Copy the following lines verbatim, omitting the pictures from your answer.

Information supplied
● ● ● ● ● ● ●

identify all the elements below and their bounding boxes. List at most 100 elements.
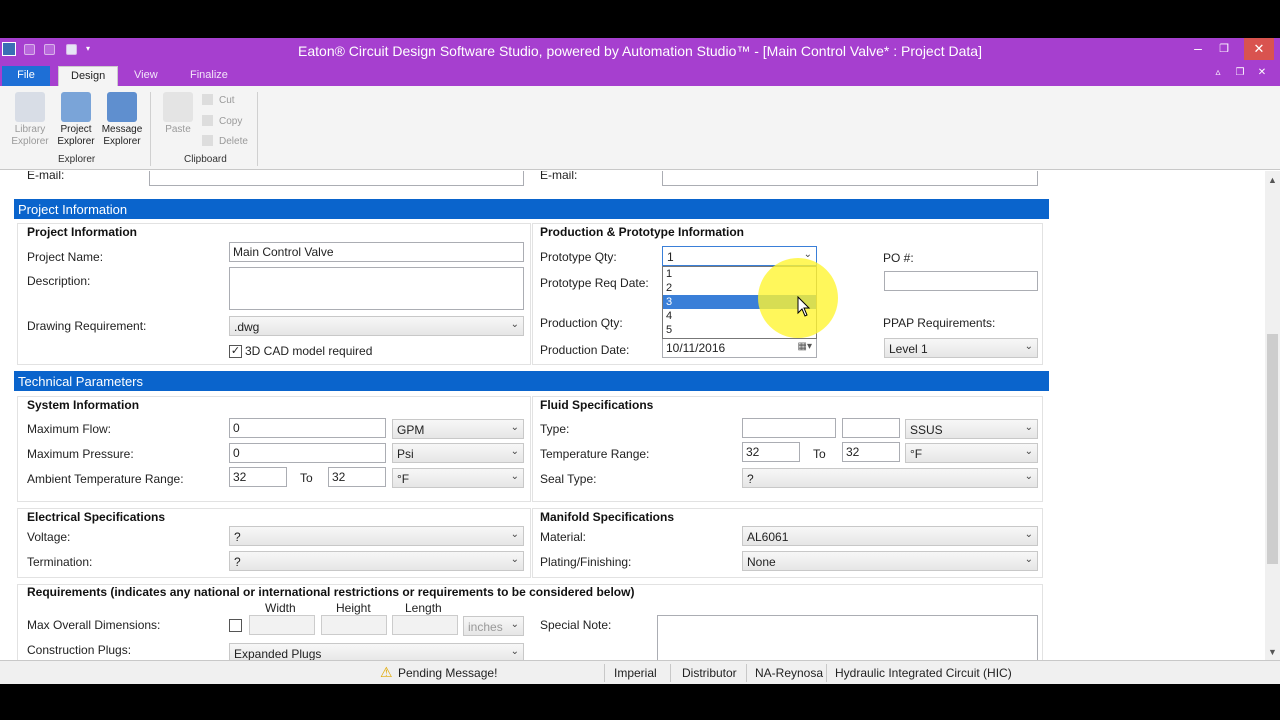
description-field[interactable] <box>229 267 524 310</box>
material-value: AL6061 <box>747 530 789 544</box>
section-header-project-information: Project Information <box>14 199 1049 219</box>
voltage-label: Voltage: <box>27 530 71 544</box>
chevron-down-icon: ⌄ <box>510 646 519 657</box>
ppap-value: Level 1 <box>889 342 928 356</box>
height-label: Height <box>336 601 371 615</box>
fluid-to-label: To <box>813 447 826 461</box>
form-viewport: E-mail: E-mail: Project Information Proj… <box>0 171 1265 660</box>
chevron-down-icon: ⌄ <box>1024 554 1033 565</box>
fluid-viscosity-field[interactable] <box>842 418 900 438</box>
plating-select[interactable]: None ⌄ <box>742 551 1038 571</box>
po-number-field[interactable] <box>884 271 1038 291</box>
pending-message[interactable]: Pending Message! <box>398 666 497 680</box>
dimension-unit: inches <box>468 620 503 634</box>
ambient-temp-from-field[interactable]: 32 <box>229 467 287 487</box>
plating-label: Plating/Finishing: <box>540 555 632 569</box>
chevron-down-icon: ⌄ <box>510 446 519 457</box>
ambient-temp-label: Ambient Temperature Range: <box>27 472 184 486</box>
email-label-right: E-mail: <box>540 171 578 182</box>
max-flow-unit: GPM <box>397 423 425 437</box>
fluid-type-field[interactable] <box>742 418 836 438</box>
fluid-temp-from-field[interactable]: 32 <box>742 442 800 462</box>
plating-value: None <box>747 555 776 569</box>
seal-type-label: Seal Type: <box>540 472 597 486</box>
chevron-down-icon: ⌄ <box>510 619 519 630</box>
form-canvas: E-mail: E-mail: Project Information Proj… <box>0 171 1265 660</box>
project-name-field[interactable]: Main Control Valve <box>229 242 524 262</box>
fluid-temp-unit-select[interactable]: °F ⌄ <box>905 443 1038 463</box>
termination-label: Termination: <box>27 555 93 569</box>
ppap-label: PPAP Requirements: <box>883 316 996 330</box>
production-qty-label: Production Qty: <box>540 316 623 330</box>
max-dimensions-checkbox[interactable] <box>229 619 242 632</box>
seal-type-select[interactable]: ? ⌄ <box>742 468 1038 488</box>
warning-icon: ⚠ <box>380 664 393 680</box>
max-pressure-unit-select[interactable]: Psi ⌄ <box>392 443 524 463</box>
construction-plugs-select[interactable]: Expanded Plugs ⌄ <box>229 643 524 660</box>
fluid-type-label: Type: <box>540 422 570 436</box>
material-select[interactable]: AL6061 ⌄ <box>742 526 1038 546</box>
production-date-field[interactable]: 10/11/2016 ▦▾ <box>662 338 817 358</box>
circuit-mode: Hydraulic Integrated Circuit (HIC) <box>835 666 1012 680</box>
voltage-value: ? <box>234 530 241 544</box>
special-note-field[interactable] <box>657 615 1038 660</box>
production-subtitle: Production & Prototype Information <box>540 225 744 239</box>
prototype-req-date-label: Prototype Req Date: <box>540 276 649 290</box>
email-field-right[interactable] <box>662 171 1038 186</box>
chevron-down-icon: ⌄ <box>1024 422 1033 433</box>
width-field[interactable] <box>249 615 315 635</box>
dimension-unit-select[interactable]: inches ⌄ <box>463 616 524 636</box>
status-divider <box>746 664 747 682</box>
ppap-select[interactable]: Level 1 ⌄ <box>884 338 1038 358</box>
requirements-subtitle: Requirements (indicates any national or … <box>27 585 635 599</box>
drawing-requirement-select[interactable]: .dwg ⌄ <box>229 316 524 336</box>
project-name-label: Project Name: <box>27 250 104 264</box>
max-flow-field[interactable]: 0 <box>229 418 386 438</box>
max-pressure-field[interactable]: 0 <box>229 443 386 463</box>
special-note-label: Special Note: <box>540 618 612 632</box>
status-bar: ⚠ Pending Message! Imperial Distributor … <box>0 660 1280 684</box>
unit-system: Imperial <box>614 666 657 680</box>
construction-plugs-label: Construction Plugs: <box>27 643 132 657</box>
status-divider <box>670 664 671 682</box>
cad-model-checkbox[interactable]: ✓ <box>229 345 242 358</box>
fluid-spec-subtitle: Fluid Specifications <box>540 398 654 412</box>
voltage-select[interactable]: ? ⌄ <box>229 526 524 546</box>
height-field[interactable] <box>321 615 387 635</box>
max-dimensions-label: Max Overall Dimensions: <box>27 618 161 632</box>
manifold-subtitle: Manifold Specifications <box>540 510 675 524</box>
material-label: Material: <box>540 530 587 544</box>
termination-select[interactable]: ? ⌄ <box>229 551 524 571</box>
chevron-down-icon: ⌄ <box>510 554 519 565</box>
mouse-cursor-icon <box>797 296 811 317</box>
vertical-scrollbar[interactable]: ▲ ▼ <box>1265 171 1280 660</box>
max-flow-unit-select[interactable]: GPM ⌄ <box>392 419 524 439</box>
email-field[interactable] <box>149 171 524 186</box>
scroll-up-icon[interactable]: ▲ <box>1268 175 1277 185</box>
chevron-down-icon: ⌄ <box>1024 529 1033 540</box>
cad-model-label: 3D CAD model required <box>245 344 373 358</box>
chevron-down-icon: ⌄ <box>510 471 519 482</box>
drawing-requirement-label: Drawing Requirement: <box>27 319 147 333</box>
ambient-temp-to-field[interactable]: 32 <box>328 467 386 487</box>
prototype-qty-label: Prototype Qty: <box>540 250 617 264</box>
width-label: Width <box>265 601 296 615</box>
electrical-subtitle: Electrical Specifications <box>27 510 166 524</box>
seal-type-value: ? <box>747 472 754 486</box>
fluid-viscosity-unit-select[interactable]: SSUS ⌄ <box>905 419 1038 439</box>
max-flow-label: Maximum Flow: <box>27 422 112 436</box>
length-field[interactable] <box>392 615 458 635</box>
calendar-icon[interactable]: ▦▾ <box>798 341 812 352</box>
prototype-qty-value: 1 <box>667 250 674 264</box>
status-divider <box>604 664 605 682</box>
po-number-label: PO #: <box>883 251 914 265</box>
scrollbar-thumb[interactable] <box>1267 334 1278 564</box>
length-label: Length <box>405 601 442 615</box>
drawing-requirement-value: .dwg <box>234 320 260 334</box>
region: NA-Reynosa <box>755 666 824 680</box>
form-layer: E-mail: E-mail: Project Information Proj… <box>0 0 1265 660</box>
fluid-temp-to-field[interactable]: 32 <box>842 442 900 462</box>
ambient-temp-unit-select[interactable]: °F ⌄ <box>392 468 524 488</box>
project-info-subtitle: Project Information <box>27 225 138 239</box>
scroll-down-icon[interactable]: ▼ <box>1268 647 1277 657</box>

● ● ● ● ● ● ●

Response to this exercise
identify all the elements below and their bounding boxes. List at most 100 elements.
description-field[interactable] <box>229 267 524 310</box>
material-value: AL6061 <box>747 530 789 544</box>
section-header-project-information: Project Information <box>14 199 1049 219</box>
voltage-label: Voltage: <box>27 530 71 544</box>
chevron-down-icon: ⌄ <box>510 646 519 657</box>
ppap-value: Level 1 <box>889 342 928 356</box>
height-label: Height <box>336 601 371 615</box>
fluid-to-label: To <box>813 447 826 461</box>
form-viewport: E-mail: E-mail: Project Information Proj… <box>0 171 1265 660</box>
chevron-down-icon: ⌄ <box>1024 554 1033 565</box>
fluid-viscosity-field[interactable] <box>842 418 900 438</box>
plating-select[interactable]: None ⌄ <box>742 551 1038 571</box>
po-number-field[interactable] <box>884 271 1038 291</box>
pending-message[interactable]: Pending Message! <box>398 666 497 680</box>
dimension-unit: inches <box>468 620 503 634</box>
ambient-temp-from-field[interactable]: 32 <box>229 467 287 487</box>
plating-label: Plating/Finishing: <box>540 555 632 569</box>
chevron-down-icon: ⌄ <box>510 446 519 457</box>
ambient-temp-label: Ambient Temperature Range: <box>27 472 184 486</box>
email-label-right: E-mail: <box>540 171 578 182</box>
max-flow-unit: GPM <box>397 423 425 437</box>
fluid-type-field[interactable] <box>742 418 836 438</box>
fluid-temp-from-field[interactable]: 32 <box>742 442 800 462</box>
plating-value: None <box>747 555 776 569</box>
seal-type-label: Seal Type: <box>540 472 597 486</box>
chevron-down-icon: ⌄ <box>510 619 519 630</box>
form-canvas: E-mail: E-mail: Project Information Proj… <box>0 171 1265 660</box>
project-name-field[interactable]: Main Control Valve <box>229 242 524 262</box>
fluid-temp-unit-select[interactable]: °F ⌄ <box>905 443 1038 463</box>
termination-label: Termination: <box>27 555 93 569</box>
ppap-label: PPAP Requirements: <box>883 316 996 330</box>
production-qty-label: Production Qty: <box>540 316 623 330</box>
max-dimensions-checkbox[interactable] <box>229 619 242 632</box>
seal-type-select[interactable]: ? ⌄ <box>742 468 1038 488</box>
warning-icon: ⚠ <box>380 664 393 680</box>
max-pressure-unit-select[interactable]: Psi ⌄ <box>392 443 524 463</box>
construction-plugs-select[interactable]: Expanded Plugs ⌄ <box>229 643 524 660</box>
fluid-type-label: Type: <box>540 422 570 436</box>
material-select[interactable]: AL6061 ⌄ <box>742 526 1038 546</box>
production-date-field[interactable]: 10/11/2016 ▦▾ <box>662 338 817 358</box>
circuit-mode: Hydraulic Integrated Circuit (HIC) <box>835 666 1012 680</box>
voltage-value: ? <box>234 530 241 544</box>
special-note-field[interactable] <box>657 615 1038 660</box>
production-subtitle: Production & Prototype Information <box>540 225 744 239</box>
prototype-req-date-label: Prototype Req Date: <box>540 276 649 290</box>
email-field-right[interactable] <box>662 171 1038 186</box>
chevron-down-icon: ⌄ <box>1024 422 1033 433</box>
width-field[interactable] <box>249 615 315 635</box>
dimension-unit-select[interactable]: inches ⌄ <box>463 616 524 636</box>
status-divider <box>746 664 747 682</box>
ppap-select[interactable]: Level 1 ⌄ <box>884 338 1038 358</box>
requirements-subtitle: Requirements (indicates any national or … <box>27 585 635 599</box>
drawing-requirement-select[interactable]: .dwg ⌄ <box>229 316 524 336</box>
project-name-label: Project Name: <box>27 250 104 264</box>
max-flow-field[interactable]: 0 <box>229 418 386 438</box>
max-pressure-field[interactable]: 0 <box>229 443 386 463</box>
special-note-label: Special Note: <box>540 618 612 632</box>
status-bar: ⚠ Pending Message! Imperial Distributor … <box>0 660 1280 684</box>
unit-system: Imperial <box>614 666 657 680</box>
construction-plugs-label: Construction Plugs: <box>27 643 132 657</box>
status-divider <box>670 664 671 682</box>
cad-model-checkbox[interactable]: ✓ <box>229 345 242 358</box>
fluid-spec-subtitle: Fluid Specifications <box>540 398 654 412</box>
voltage-select[interactable]: ? ⌄ <box>229 526 524 546</box>
height-field[interactable] <box>321 615 387 635</box>
max-dimensions-label: Max Overall Dimensions: <box>27 618 161 632</box>
manifold-subtitle: Manifold Specifications <box>540 510 675 524</box>
material-label: Material: <box>540 530 587 544</box>
termination-select[interactable]: ? ⌄ <box>229 551 524 571</box>
chevron-down-icon: ⌄ <box>510 554 519 565</box>
mouse-cursor-icon <box>797 296 811 317</box>
vertical-scrollbar[interactable]: ▲ ▼ <box>1265 171 1280 660</box>
max-flow-unit-select[interactable]: GPM ⌄ <box>392 419 524 439</box>
email-field[interactable] <box>149 171 524 186</box>
scroll-up-icon[interactable]: ▲ <box>1268 175 1277 185</box>
chevron-down-icon: ⌄ <box>1024 529 1033 540</box>
cad-model-label: 3D CAD model required <box>245 344 373 358</box>
chevron-down-icon: ⌄ <box>510 471 519 482</box>
drawing-requirement-label: Drawing Requirement: <box>27 319 147 333</box>
ambient-temp-to-field[interactable]: 32 <box>328 467 386 487</box>
prototype-qty-label: Prototype Qty: <box>540 250 617 264</box>
width-label: Width <box>265 601 296 615</box>
electrical-subtitle: Electrical Specifications <box>27 510 166 524</box>
seal-type-value: ? <box>747 472 754 486</box>
fluid-viscosity-unit-select[interactable]: SSUS ⌄ <box>905 419 1038 439</box>
max-flow-label: Maximum Flow: <box>27 422 112 436</box>
length-field[interactable] <box>392 615 458 635</box>
calendar-icon[interactable]: ▦▾ <box>798 341 812 352</box>
prototype-qty-value: 1 <box>667 250 674 264</box>
status-divider <box>604 664 605 682</box>
po-number-label: PO #: <box>883 251 914 265</box>
scrollbar-thumb[interactable] <box>1267 334 1278 564</box>
length-label: Length <box>405 601 442 615</box>
drawing-requirement-value: .dwg <box>234 320 260 334</box>
region: NA-Reynosa <box>755 666 824 680</box>
form-layer: E-mail: E-mail: Project Information Proj… <box>0 0 1265 660</box>
fluid-temp-to-field[interactable]: 32 <box>842 442 900 462</box>
ambient-temp-unit-select[interactable]: °F ⌄ <box>392 468 524 488</box>
project-info-subtitle: Project Information <box>27 225 138 239</box>
scroll-down-icon[interactable]: ▼ <box>1268 647 1277 657</box>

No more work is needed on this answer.